--- Begin DATASET CONTENT ---

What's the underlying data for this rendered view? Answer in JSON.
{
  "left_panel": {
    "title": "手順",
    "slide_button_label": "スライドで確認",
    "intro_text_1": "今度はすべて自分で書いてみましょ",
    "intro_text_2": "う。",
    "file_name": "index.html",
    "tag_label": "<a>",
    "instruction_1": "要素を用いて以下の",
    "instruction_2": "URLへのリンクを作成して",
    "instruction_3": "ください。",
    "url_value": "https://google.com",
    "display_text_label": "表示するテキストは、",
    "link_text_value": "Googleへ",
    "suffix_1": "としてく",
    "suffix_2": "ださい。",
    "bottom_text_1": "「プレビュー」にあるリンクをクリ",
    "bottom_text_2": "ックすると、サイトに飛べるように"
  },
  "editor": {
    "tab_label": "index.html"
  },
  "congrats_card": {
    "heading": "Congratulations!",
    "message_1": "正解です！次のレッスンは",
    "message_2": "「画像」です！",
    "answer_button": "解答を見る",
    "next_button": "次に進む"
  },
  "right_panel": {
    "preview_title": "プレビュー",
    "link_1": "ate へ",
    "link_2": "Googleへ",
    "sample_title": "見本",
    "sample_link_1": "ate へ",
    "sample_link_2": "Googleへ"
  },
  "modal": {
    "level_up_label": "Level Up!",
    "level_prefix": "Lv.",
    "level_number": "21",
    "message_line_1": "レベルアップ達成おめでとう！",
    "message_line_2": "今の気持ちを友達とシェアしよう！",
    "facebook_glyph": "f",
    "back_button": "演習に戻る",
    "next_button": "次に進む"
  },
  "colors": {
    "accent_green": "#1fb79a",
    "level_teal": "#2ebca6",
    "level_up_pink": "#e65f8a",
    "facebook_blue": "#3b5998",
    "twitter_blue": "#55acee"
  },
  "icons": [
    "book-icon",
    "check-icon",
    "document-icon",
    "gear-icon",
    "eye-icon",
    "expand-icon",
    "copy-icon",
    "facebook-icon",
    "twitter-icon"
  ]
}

--- End DATASET CONTENT ---

All of the material must be reproduced exactly.

What's the underlying data for this rendered view? Answer in JSON.
{
  "left_panel": {
    "title": "手順",
    "slide_button_label": "スライドで確認",
    "intro_text_1": "今度はすべて自分で書いてみましょ",
    "intro_text_2": "う。",
    "file_name": "index.html",
    "tag_label": "<a>",
    "instruction_1": "要素を用いて以下の",
    "instruction_2": "URLへのリンクを作成して",
    "instruction_3": "ください。",
    "url_value": "https://google.com",
    "display_text_label": "表示するテキストは、",
    "link_text_value": "Googleへ",
    "suffix_1": "としてく",
    "suffix_2": "ださい。",
    "bottom_text_1": "「プレビュー」にあるリンクをクリ",
    "bottom_text_2": "ックすると、サイトに飛べるように"
  },
  "editor": {
    "tab_label": "index.html"
  },
  "congrats_card": {
    "heading": "Congratulations!",
    "message_1": "正解です！次のレッスンは",
    "message_2": "「画像」です！",
    "answer_button": "解答を見る",
    "next_button": "次に進む"
  },
  "right_panel": {
    "preview_title": "プレビュー",
    "link_1": "ate へ",
    "link_2": "Googleへ",
    "sample_title": "見本",
    "sample_link_1": "ate へ",
    "sample_link_2": "Googleへ"
  },
  "modal": {
    "level_up_label": "Level Up!",
    "level_prefix": "Lv.",
    "level_number": "21",
    "message_line_1": "レベルアップ達成おめでとう！",
    "message_line_2": "今の気持ちを友達とシェアしよう！",
    "facebook_glyph": "f",
    "back_button": "演習に戻る",
    "next_button": "次に進む"
  },
  "colors": {
    "accent_green": "#1fb79a",
    "level_teal": "#2ebca6",
    "level_up_pink": "#e65f8a",
    "facebook_blue": "#3b5998",
    "twitter_blue": "#55acee"
  },
  "icons": [
    "book-icon",
    "check-icon",
    "document-icon",
    "gear-icon",
    "eye-icon",
    "expand-icon",
    "copy-icon",
    "facebook-icon",
    "twitter-icon"
  ]
}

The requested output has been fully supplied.